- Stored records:
————————

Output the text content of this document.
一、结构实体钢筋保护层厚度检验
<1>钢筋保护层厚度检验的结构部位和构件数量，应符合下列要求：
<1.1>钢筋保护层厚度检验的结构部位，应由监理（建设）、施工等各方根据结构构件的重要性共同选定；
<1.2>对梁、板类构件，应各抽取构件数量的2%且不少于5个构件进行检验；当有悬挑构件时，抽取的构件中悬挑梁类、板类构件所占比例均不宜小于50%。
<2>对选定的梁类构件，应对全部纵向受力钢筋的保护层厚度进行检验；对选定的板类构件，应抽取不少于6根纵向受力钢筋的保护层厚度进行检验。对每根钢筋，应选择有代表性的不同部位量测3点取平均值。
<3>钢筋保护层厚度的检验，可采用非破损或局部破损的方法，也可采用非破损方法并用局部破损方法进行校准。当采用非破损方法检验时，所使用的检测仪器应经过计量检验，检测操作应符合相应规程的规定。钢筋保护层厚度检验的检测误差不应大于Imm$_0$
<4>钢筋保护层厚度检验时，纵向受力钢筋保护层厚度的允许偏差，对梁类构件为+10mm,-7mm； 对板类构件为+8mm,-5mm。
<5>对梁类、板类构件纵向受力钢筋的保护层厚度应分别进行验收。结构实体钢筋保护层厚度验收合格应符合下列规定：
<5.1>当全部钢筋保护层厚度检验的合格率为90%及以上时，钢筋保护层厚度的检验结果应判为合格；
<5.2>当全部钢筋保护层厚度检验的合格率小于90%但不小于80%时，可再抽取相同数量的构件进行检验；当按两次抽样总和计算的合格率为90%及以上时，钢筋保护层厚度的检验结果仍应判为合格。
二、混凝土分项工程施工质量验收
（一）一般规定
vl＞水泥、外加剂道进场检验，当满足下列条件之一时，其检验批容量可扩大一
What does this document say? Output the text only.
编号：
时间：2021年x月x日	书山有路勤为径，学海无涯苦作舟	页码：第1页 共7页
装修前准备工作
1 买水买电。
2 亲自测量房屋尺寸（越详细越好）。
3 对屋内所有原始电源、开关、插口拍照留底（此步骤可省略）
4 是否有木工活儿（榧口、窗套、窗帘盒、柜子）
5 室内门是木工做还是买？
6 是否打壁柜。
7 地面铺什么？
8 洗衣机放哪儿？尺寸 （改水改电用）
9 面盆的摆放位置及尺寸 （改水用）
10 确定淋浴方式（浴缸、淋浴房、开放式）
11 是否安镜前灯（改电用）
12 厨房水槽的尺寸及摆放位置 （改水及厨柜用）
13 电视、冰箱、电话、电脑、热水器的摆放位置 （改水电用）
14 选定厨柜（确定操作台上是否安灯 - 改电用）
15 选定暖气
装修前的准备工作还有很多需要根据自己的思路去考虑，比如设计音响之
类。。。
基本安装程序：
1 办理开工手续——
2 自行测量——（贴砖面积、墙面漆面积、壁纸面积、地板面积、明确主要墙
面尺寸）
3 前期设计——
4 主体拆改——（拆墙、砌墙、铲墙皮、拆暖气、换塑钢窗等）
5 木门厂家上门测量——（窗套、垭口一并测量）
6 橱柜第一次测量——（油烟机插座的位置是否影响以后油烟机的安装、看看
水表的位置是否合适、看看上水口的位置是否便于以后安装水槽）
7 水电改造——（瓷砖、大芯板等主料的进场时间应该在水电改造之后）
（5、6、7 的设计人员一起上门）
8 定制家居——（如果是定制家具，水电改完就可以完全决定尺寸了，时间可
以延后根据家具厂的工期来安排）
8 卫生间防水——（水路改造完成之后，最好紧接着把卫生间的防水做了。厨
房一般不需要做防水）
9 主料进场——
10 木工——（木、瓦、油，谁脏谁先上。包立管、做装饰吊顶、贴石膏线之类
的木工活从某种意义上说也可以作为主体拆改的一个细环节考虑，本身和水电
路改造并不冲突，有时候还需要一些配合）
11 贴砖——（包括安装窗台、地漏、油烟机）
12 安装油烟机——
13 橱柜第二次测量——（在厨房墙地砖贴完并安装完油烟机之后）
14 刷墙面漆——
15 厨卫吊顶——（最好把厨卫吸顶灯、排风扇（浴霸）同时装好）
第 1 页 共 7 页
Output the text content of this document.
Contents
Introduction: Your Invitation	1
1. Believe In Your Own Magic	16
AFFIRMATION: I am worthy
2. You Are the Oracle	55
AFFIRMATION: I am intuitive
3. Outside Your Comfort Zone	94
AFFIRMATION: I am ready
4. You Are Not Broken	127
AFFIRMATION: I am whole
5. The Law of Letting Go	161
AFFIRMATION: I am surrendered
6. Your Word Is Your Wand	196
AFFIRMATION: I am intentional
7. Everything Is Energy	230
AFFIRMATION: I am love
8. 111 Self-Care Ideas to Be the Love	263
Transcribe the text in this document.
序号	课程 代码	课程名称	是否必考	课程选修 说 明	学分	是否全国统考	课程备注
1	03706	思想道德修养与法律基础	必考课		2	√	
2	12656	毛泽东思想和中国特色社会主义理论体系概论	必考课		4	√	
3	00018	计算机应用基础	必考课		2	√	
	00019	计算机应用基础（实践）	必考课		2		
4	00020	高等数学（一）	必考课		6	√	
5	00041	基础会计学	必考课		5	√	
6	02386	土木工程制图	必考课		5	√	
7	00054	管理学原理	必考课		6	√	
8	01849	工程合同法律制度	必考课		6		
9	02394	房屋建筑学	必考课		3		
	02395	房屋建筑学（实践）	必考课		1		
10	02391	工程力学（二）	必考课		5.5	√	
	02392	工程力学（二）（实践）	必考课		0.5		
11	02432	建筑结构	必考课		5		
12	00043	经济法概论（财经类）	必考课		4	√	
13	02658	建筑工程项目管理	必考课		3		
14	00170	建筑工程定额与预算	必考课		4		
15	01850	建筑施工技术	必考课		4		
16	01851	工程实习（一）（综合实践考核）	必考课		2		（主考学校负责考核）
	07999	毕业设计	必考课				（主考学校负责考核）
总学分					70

————————

- Requirement: Every record above must be duplicated exactly.

- Full response:
Output the text content of this document.
一、结构实体钢筋保护层厚度检验
<1>钢筋保护层厚度检验的结构部位和构件数量，应符合下列要求：
<1.1>钢筋保护层厚度检验的结构部位，应由监理（建设）、施工等各方根据结构构件的重要性共同选定；
<1.2>对梁、板类构件，应各抽取构件数量的2%且不少于5个构件进行检验；当有悬挑构件时，抽取的构件中悬挑梁类、板类构件所占比例均不宜小于50%。
<2>对选定的梁类构件，应对全部纵向受力钢筋的保护层厚度进行检验；对选定的板类构件，应抽取不少于6根纵向受力钢筋的保护层厚度进行检验。对每根钢筋，应选择有代表性的不同部位量测3点取平均值。
<3>钢筋保护层厚度的检验，可采用非破损或局部破损的方法，也可采用非破损方法并用局部破损方法进行校准。当采用非破损方法检验时，所使用的检测仪器应经过计量检验，检测操作应符合相应规程的规定。钢筋保护层厚度检验的检测误差不应大于Imm$_0$
<4>钢筋保护层厚度检验时，纵向受力钢筋保护层厚度的允许偏差，对梁类构件为+10mm,-7mm； 对板类构件为+8mm,-5mm。
<5>对梁类、板类构件纵向受力钢筋的保护层厚度应分别进行验收。结构实体钢筋保护层厚度验收合格应符合下列规定：
<5.1>当全部钢筋保护层厚度检验的合格率为90%及以上时，钢筋保护层厚度的检验结果应判为合格；
<5.2>当全部钢筋保护层厚度检验的合格率小于90%但不小于80%时，可再抽取相同数量的构件进行检验；当按两次抽样总和计算的合格率为90%及以上时，钢筋保护层厚度的检验结果仍应判为合格。
二、混凝土分项工程施工质量验收
（一）一般规定
vl＞水泥、外加剂道进场检验，当满足下列条件之一时，其检验批容量可扩大一
What does this document say? Output the text only.
编号：
时间：2021年x月x日	书山有路勤为径，学海无涯苦作舟	页码：第1页 共7页
装修前准备工作
1 买水买电。
2 亲自测量房屋尺寸（越详细越好）。
3 对屋内所有原始电源、开关、插口拍照留底（此步骤可省略）
4 是否有木工活儿（榧口、窗套、窗帘盒、柜子）
5 室内门是木工做还是买？
6 是否打壁柜。
7 地面铺什么？
8 洗衣机放哪儿？尺寸 （改水改电用）
9 面盆的摆放位置及尺寸 （改水用）
10 确定淋浴方式（浴缸、淋浴房、开放式）
11 是否安镜前灯（改电用）
12 厨房水槽的尺寸及摆放位置 （改水及厨柜用）
13 电视、冰箱、电话、电脑、热水器的摆放位置 （改水电用）
14 选定厨柜（确定操作台上是否安灯 - 改电用）
15 选定暖气
装修前的准备工作还有很多需要根据自己的思路去考虑，比如设计音响之
类。。。
基本安装程序：
1 办理开工手续——
2 自行测量——（贴砖面积、墙面漆面积、壁纸面积、地板面积、明确主要墙
面尺寸）
3 前期设计——
4 主体拆改——（拆墙、砌墙、铲墙皮、拆暖气、换塑钢窗等）
5 木门厂家上门测量——（窗套、垭口一并测量）
6 橱柜第一次测量——（油烟机插座的位置是否影响以后油烟机的安装、看看
水表的位置是否合适、看看上水口的位置是否便于以后安装水槽）
7 水电改造——（瓷砖、大芯板等主料的进场时间应该在水电改造之后）
（5、6、7 的设计人员一起上门）
8 定制家居——（如果是定制家具，水电改完就可以完全决定尺寸了，时间可
以延后根据家具厂的工期来安排）
8 卫生间防水——（水路改造完成之后，最好紧接着把卫生间的防水做了。厨
房一般不需要做防水）
9 主料进场——
10 木工——（木、瓦、油，谁脏谁先上。包立管、做装饰吊顶、贴石膏线之类
的木工活从某种意义上说也可以作为主体拆改的一个细环节考虑，本身和水电
路改造并不冲突，有时候还需要一些配合）
11 贴砖——（包括安装窗台、地漏、油烟机）
12 安装油烟机——
13 橱柜第二次测量——（在厨房墙地砖贴完并安装完油烟机之后）
14 刷墙面漆——
15 厨卫吊顶——（最好把厨卫吸顶灯、排风扇（浴霸）同时装好）
第 1 页 共 7 页
Output the text content of this document.
Contents
Introduction: Your Invitation	1
1. Believe In Your Own Magic	16
AFFIRMATION: I am worthy
2. You Are the Oracle	55
AFFIRMATION: I am intuitive
3. Outside Your Comfort Zone	94
AFFIRMATION: I am ready
4. You Are Not Broken	127
AFFIRMATION: I am whole
5. The Law of Letting Go	161
AFFIRMATION: I am surrendered
6. Your Word Is Your Wand	196
AFFIRMATION: I am intentional
7. Everything Is Energy	230
AFFIRMATION: I am love
8. 111 Self-Care Ideas to Be the Love	263
Transcribe the text in this document.
序号	课程 代码	课程名称	是否必考	课程选修 说 明	学分	是否全国统考	课程备注
1	03706	思想道德修养与法律基础	必考课		2	√	
2	12656	毛泽东思想和中国特色社会主义理论体系概论	必考课		4	√	
3	00018	计算机应用基础	必考课		2	√	
	00019	计算机应用基础（实践）	必考课		2		
4	00020	高等数学（一）	必考课		6	√	
5	00041	基础会计学	必考课		5	√	
6	02386	土木工程制图	必考课		5	√	
7	00054	管理学原理	必考课		6	√	
8	01849	工程合同法律制度	必考课		6		
9	02394	房屋建筑学	必考课		3		
	02395	房屋建筑学（实践）	必考课		1		
10	02391	工程力学（二）	必考课		5.5	√	
	02392	工程力学（二）（实践）	必考课		0.5		
11	02432	建筑结构	必考课		5		
12	00043	经济法概论（财经类）	必考课		4	√	
13	02658	建筑工程项目管理	必考课		3		
14	00170	建筑工程定额与预算	必考课		4		
15	01850	建筑施工技术	必考课		4		
16	01851	工程实习（一）（综合实践考核）	必考课		2		（主考学校负责考核）
	07999	毕业设计	必考课				（主考学校负责考核）
总学分					70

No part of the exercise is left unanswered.